### AVAILABLE RECORDS
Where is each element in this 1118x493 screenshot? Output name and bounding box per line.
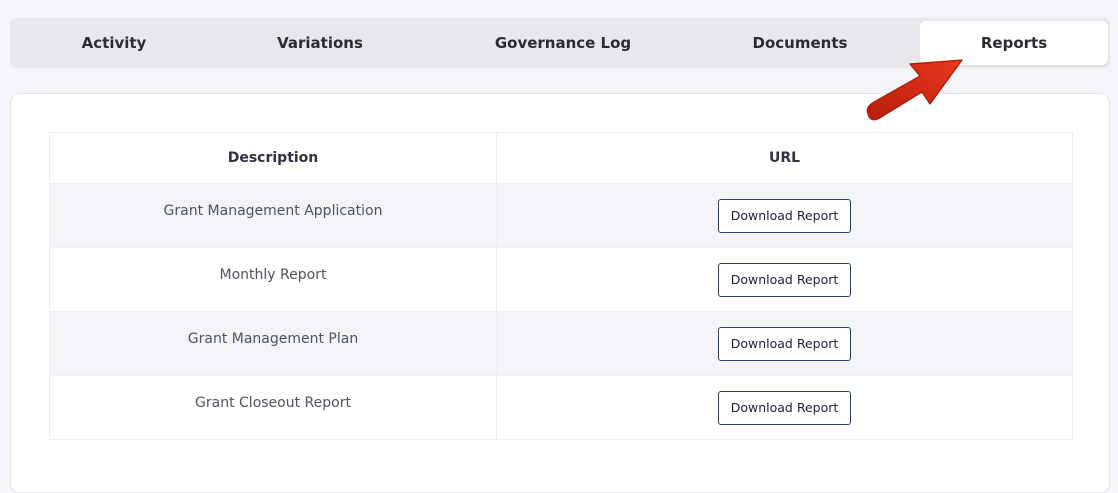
row-description-cell: Grant Management Plan: [49, 311, 497, 376]
row-url-cell: Download Report: [496, 375, 1073, 440]
row-url-cell: Download Report: [496, 183, 1073, 248]
download-report-button[interactable]: Download Report: [717, 390, 852, 425]
tab-documents[interactable]: Documents: [700, 21, 900, 65]
tab-governance-log[interactable]: Governance Log: [458, 21, 668, 65]
row-description: Grant Management Plan: [187, 331, 359, 347]
row-description: Grant Management Application: [163, 203, 383, 219]
table-row: Monthly Report Download Report: [49, 247, 1073, 312]
row-description: Monthly Report: [219, 267, 327, 283]
tab-bar: Activity Variations Governance Log Docum…: [10, 18, 1110, 68]
header-url: URL: [496, 132, 1073, 184]
tab-reports[interactable]: Reports: [920, 21, 1108, 65]
row-description: Grant Closeout Report: [195, 395, 351, 411]
row-description-cell: Grant Closeout Report: [49, 375, 497, 440]
row-url-cell: Download Report: [496, 247, 1073, 312]
table-row: Grant Closeout Report Download Report: [49, 375, 1073, 440]
table-row: Grant Management Plan Download Report: [49, 311, 1073, 376]
reports-table: Description URL Grant Management Applica…: [49, 132, 1073, 440]
reports-panel: Description URL Grant Management Applica…: [10, 93, 1110, 493]
download-report-button[interactable]: Download Report: [717, 326, 852, 361]
header-description: Description: [49, 132, 497, 184]
row-description-cell: Monthly Report: [49, 247, 497, 312]
tab-variations[interactable]: Variations: [220, 21, 420, 65]
row-url-cell: Download Report: [496, 311, 1073, 376]
table-header-row: Description URL: [49, 132, 1073, 184]
download-report-button[interactable]: Download Report: [717, 198, 852, 233]
table-row: Grant Management Application Download Re…: [49, 183, 1073, 248]
download-report-button[interactable]: Download Report: [717, 262, 852, 297]
row-description-cell: Grant Management Application: [49, 183, 497, 248]
tab-activity[interactable]: Activity: [14, 21, 214, 65]
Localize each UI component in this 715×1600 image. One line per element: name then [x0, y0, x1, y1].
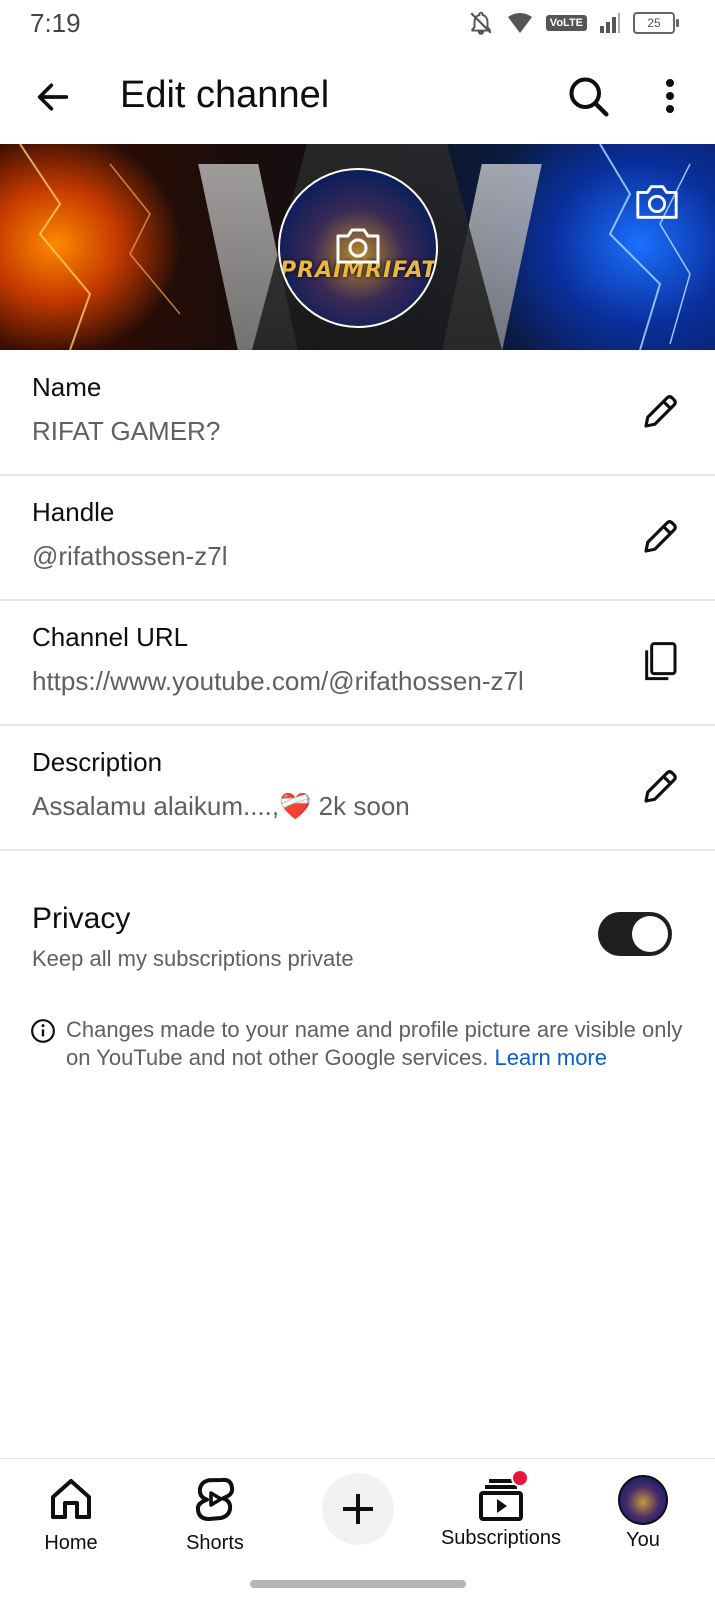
- info-text: Changes made to your name and profile pi…: [66, 1016, 690, 1072]
- field-label: Name: [32, 372, 102, 402]
- camera-icon[interactable]: [634, 182, 680, 222]
- field-value: RIFAT GAMER?: [32, 416, 221, 446]
- pencil-icon: [644, 520, 677, 553]
- volte-badge: VoLTE: [545, 15, 587, 31]
- edit-name-button[interactable]: [636, 388, 684, 436]
- channel-banner[interactable]: PRAIMRIFAT: [0, 144, 715, 350]
- nav-label: Home: [44, 1532, 98, 1554]
- copy-icon: [645, 642, 677, 681]
- pencil-icon: [644, 770, 677, 803]
- avatar: [618, 1475, 668, 1525]
- nav-shorts[interactable]: Shorts: [150, 1465, 280, 1561]
- private-subscriptions-toggle[interactable]: [598, 912, 672, 956]
- page-title: Edit channel: [120, 74, 330, 116]
- description-field-row[interactable]: Description Assalamu alaikum....,❤️‍🩹 2k…: [0, 725, 715, 851]
- status-bar: 7:19 VoLTE 25: [0, 0, 715, 48]
- field-value: @rifathossen-z7l: [32, 541, 228, 571]
- info-icon: [31, 1019, 55, 1043]
- toggle-knob: [632, 916, 668, 952]
- battery-icon: 25: [633, 12, 679, 34]
- nav-label: You: [626, 1529, 660, 1551]
- home-icon: [51, 1479, 91, 1519]
- search-icon: [569, 77, 609, 117]
- bottom-navigation: Home Shorts Subscriptions You: [0, 1458, 715, 1569]
- handle-field-row[interactable]: Handle @rifathossen-z7l: [0, 475, 715, 601]
- field-value: https://www.youtube.com/@rifathossen-z7l: [32, 666, 524, 696]
- search-button[interactable]: [562, 70, 614, 122]
- privacy-subtitle: Keep all my subscriptions private: [32, 946, 354, 971]
- pencil-icon: [644, 395, 677, 428]
- edit-description-button[interactable]: [636, 763, 684, 811]
- create-button[interactable]: [322, 1473, 394, 1545]
- app-bar: Edit channel: [0, 48, 715, 144]
- plus-icon: [343, 1494, 373, 1524]
- nav-you[interactable]: You: [578, 1465, 708, 1561]
- info-note: Changes made to your name and profile pi…: [30, 1016, 690, 1072]
- arrow-back-icon: [37, 83, 69, 111]
- nav-home[interactable]: Home: [6, 1465, 136, 1561]
- back-button[interactable]: [28, 72, 78, 122]
- shorts-icon: [195, 1477, 235, 1521]
- learn-more-link[interactable]: Learn more: [494, 1045, 607, 1070]
- edit-handle-button[interactable]: [636, 513, 684, 561]
- copy-url-button[interactable]: [636, 638, 684, 686]
- name-field-row[interactable]: Name RIFAT GAMER?: [0, 350, 715, 476]
- profile-picture[interactable]: PRAIMRIFAT: [278, 168, 438, 328]
- field-label: Description: [32, 747, 163, 777]
- nav-label: Shorts: [186, 1532, 244, 1554]
- notifications-off-icon: [470, 11, 492, 35]
- camera-icon: [336, 228, 380, 264]
- more-vert-icon: [666, 79, 674, 113]
- nav-subscriptions[interactable]: Subscriptions: [436, 1465, 566, 1561]
- subscriptions-icon-wrap: [477, 1469, 529, 1523]
- status-time: 7:19: [30, 8, 81, 38]
- field-label: Handle: [32, 497, 115, 527]
- signal-icon: [600, 13, 620, 33]
- field-value: Assalamu alaikum....,❤️‍🩹 2k soon: [32, 791, 410, 821]
- privacy-setting: Privacy Keep all my subscriptions privat…: [0, 880, 715, 980]
- wifi-icon: [507, 13, 532, 33]
- notification-dot: [511, 1469, 529, 1487]
- field-label: Channel URL: [32, 622, 189, 652]
- status-icons: VoLTE 25: [468, 10, 679, 36]
- home-indicator[interactable]: [250, 1580, 466, 1588]
- more-options-button[interactable]: [650, 70, 690, 122]
- channel-url-field-row[interactable]: Channel URL https://www.youtube.com/@rif…: [0, 600, 715, 726]
- nav-label: Subscriptions: [440, 1527, 562, 1549]
- privacy-title: Privacy: [32, 902, 131, 935]
- battery-level: 25: [647, 16, 661, 30]
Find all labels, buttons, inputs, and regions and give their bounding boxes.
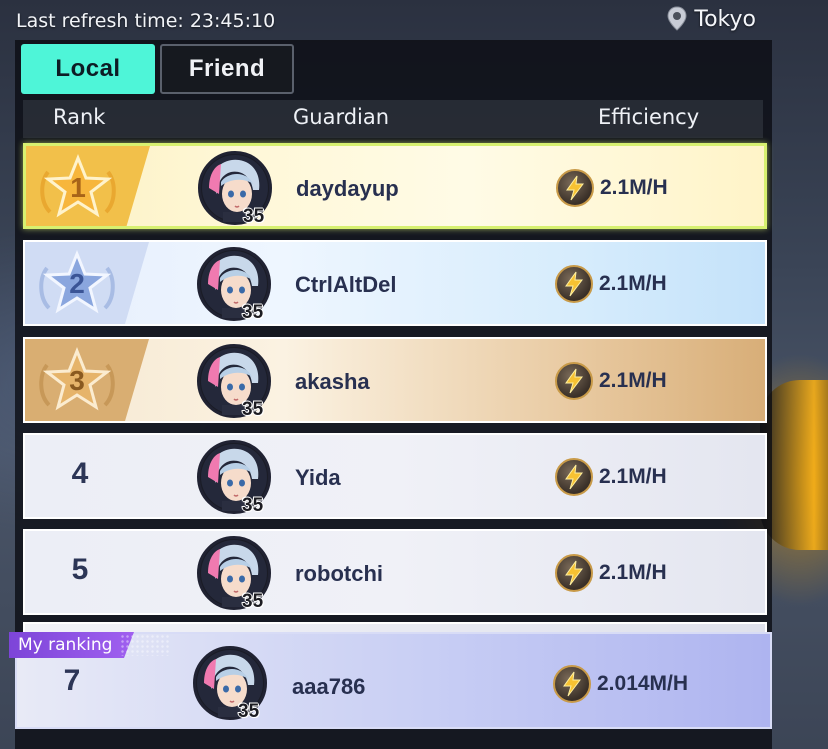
leaderboard-row[interactable]: 1 35 daydayup 2.1M/H: [23, 143, 767, 229]
player-name: robotchi: [295, 561, 383, 586]
tab-local[interactable]: Local: [21, 44, 155, 94]
leaderboard-row[interactable]: 3 35 akasha 2.1M/H: [23, 337, 767, 423]
player-level: 35: [238, 701, 260, 722]
location-indicator[interactable]: Tokyo: [666, 4, 756, 34]
rank-number: 4: [71, 457, 89, 490]
column-efficiency: Efficiency: [598, 105, 700, 129]
player-name: CtrlAltDel: [295, 272, 397, 297]
player-level: 35: [242, 302, 264, 323]
avatar[interactable]: 35: [197, 440, 271, 516]
efficiency-value: 2.1M/H: [555, 457, 667, 497]
efficiency-value: 2.1M/H: [555, 553, 667, 593]
efficiency-value: 2.1M/H: [555, 264, 667, 304]
rank-number: 7: [63, 664, 81, 697]
lightning-icon: [555, 458, 593, 496]
efficiency-value: 2.1M/H: [556, 168, 668, 208]
column-guardian: Guardian: [293, 105, 390, 129]
tab-friend[interactable]: Friend: [160, 44, 294, 94]
efficiency-text: 2.1M/H: [599, 561, 667, 584]
leaderboard-row[interactable]: 5 35 robotchi 2.1M/H: [23, 529, 767, 615]
efficiency-text: 2.1M/H: [599, 369, 667, 392]
badge-rank-number: 3: [69, 365, 85, 396]
player-level: 35: [242, 495, 264, 516]
avatar[interactable]: 35: [193, 646, 267, 722]
avatar[interactable]: 35: [197, 247, 271, 323]
decorative-dots: [120, 634, 170, 656]
lightning-icon: [555, 554, 593, 592]
badge-rank-number: 2: [69, 268, 85, 299]
player-level: 35: [243, 206, 265, 227]
last-refresh-time: Last refresh time: 23:45:10: [16, 10, 276, 32]
efficiency-text: 2.1M/H: [599, 272, 667, 295]
avatar[interactable]: 35: [197, 536, 271, 612]
player-name: daydayup: [296, 176, 399, 201]
badge-rank-number: 1: [70, 172, 86, 203]
column-rank: Rank: [53, 105, 106, 129]
lightning-icon: [553, 665, 591, 703]
lightning-icon: [555, 362, 593, 400]
player-name: akasha: [295, 369, 370, 394]
lightning-icon: [555, 265, 593, 303]
lightning-icon: [556, 169, 594, 207]
leaderboard-row[interactable]: 4 35 Yida 2.1M/H: [23, 433, 767, 519]
efficiency-text: 2.1M/H: [600, 176, 668, 199]
player-name: aaa786: [292, 674, 366, 699]
efficiency-value: 2.014M/H: [553, 664, 688, 704]
player-level: 35: [242, 399, 264, 420]
efficiency-text: 2.1M/H: [599, 465, 667, 488]
my-ranking-label: My ranking: [9, 632, 134, 658]
rank-number: 5: [71, 553, 89, 586]
silver-star-badge: 2: [25, 242, 153, 324]
efficiency-value: 2.1M/H: [555, 361, 667, 401]
top-bar: Last refresh time: 23:45:10 Tokyo: [0, 0, 828, 40]
column-header: Rank Guardian Efficiency: [23, 100, 763, 138]
gold-star-badge: 1: [26, 146, 154, 226]
avatar[interactable]: 35: [198, 151, 272, 227]
efficiency-text: 2.014M/H: [597, 672, 689, 695]
location-label: Tokyo: [694, 6, 756, 32]
avatar[interactable]: 35: [197, 344, 271, 420]
leaderboard-row[interactable]: 2 35 CtrlAltDel 2.1M/H: [23, 240, 767, 326]
player-name: Yida: [295, 465, 341, 490]
pin-icon: [666, 6, 688, 32]
player-level: 35: [242, 591, 264, 612]
bronze-star-badge: 3: [25, 339, 153, 421]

### SHORT TASK
Please put the lines of the material above, from the line with "- info-text: Changes" to the line with "- search-button[interactable]: [562, 70, 614, 122]", into a numbered list, including both of those lines and leaving out any blank lines.

### EXERCISE RESPONSE
1. - info-text: Changes made to your name and profile pi…: [66, 1016, 690, 1072]
2. - field-label: Name: [32, 372, 102, 402]
3. - camera-icon[interactable]: [634, 182, 680, 222]
4. - field-value: RIFAT GAMER?: [32, 416, 221, 446]
5. - pencil-icon: [644, 520, 677, 553]
6. - volte-badge: VoLTE: [545, 15, 587, 31]
7. - edit-name-button[interactable]: [636, 388, 684, 436]
8. - channel-banner[interactable]: PRAIMRIFAT: [0, 144, 715, 350]
9. - nav-label: Home: [44, 1532, 98, 1554]
10. - copy-icon: [645, 642, 677, 681]
11. - pencil-icon: [644, 770, 677, 803]
12. - avatar: [618, 1475, 668, 1525]
13. - nav-shorts[interactable]: Shorts: [150, 1465, 280, 1561]
14. - private-subscriptions-toggle[interactable]: [598, 912, 672, 956]
15. - page-title: Edit channel: [120, 74, 330, 116]
16. - description-field-row[interactable]: Description Assalamu alaikum....,❤️‍🩹 2k…: [0, 725, 715, 851]
17. - status-bar: 7:19 VoLTE 25: [0, 0, 715, 48]
18. - field-value: @rifathossen-z7l: [32, 541, 228, 571]
19. - info-icon: [31, 1019, 55, 1043]
20. - toggle-knob: [632, 916, 668, 952]
21. - battery-icon: 25: [633, 12, 679, 34]
22. - nav-label: You: [626, 1529, 660, 1551]
23. - home-icon: [51, 1479, 91, 1519]
24. - search-icon: [569, 77, 609, 117]
25. - bottom-navigation: Home Shorts Subscriptions You: [0, 1458, 715, 1569]
26. - handle-field-row[interactable]: Handle @rifathossen-z7l: [0, 475, 715, 601]
27. - field-value: https://www.youtube.com/@rifathossen-z7l: [32, 666, 524, 696]
28. - search-button[interactable]: [562, 70, 614, 122]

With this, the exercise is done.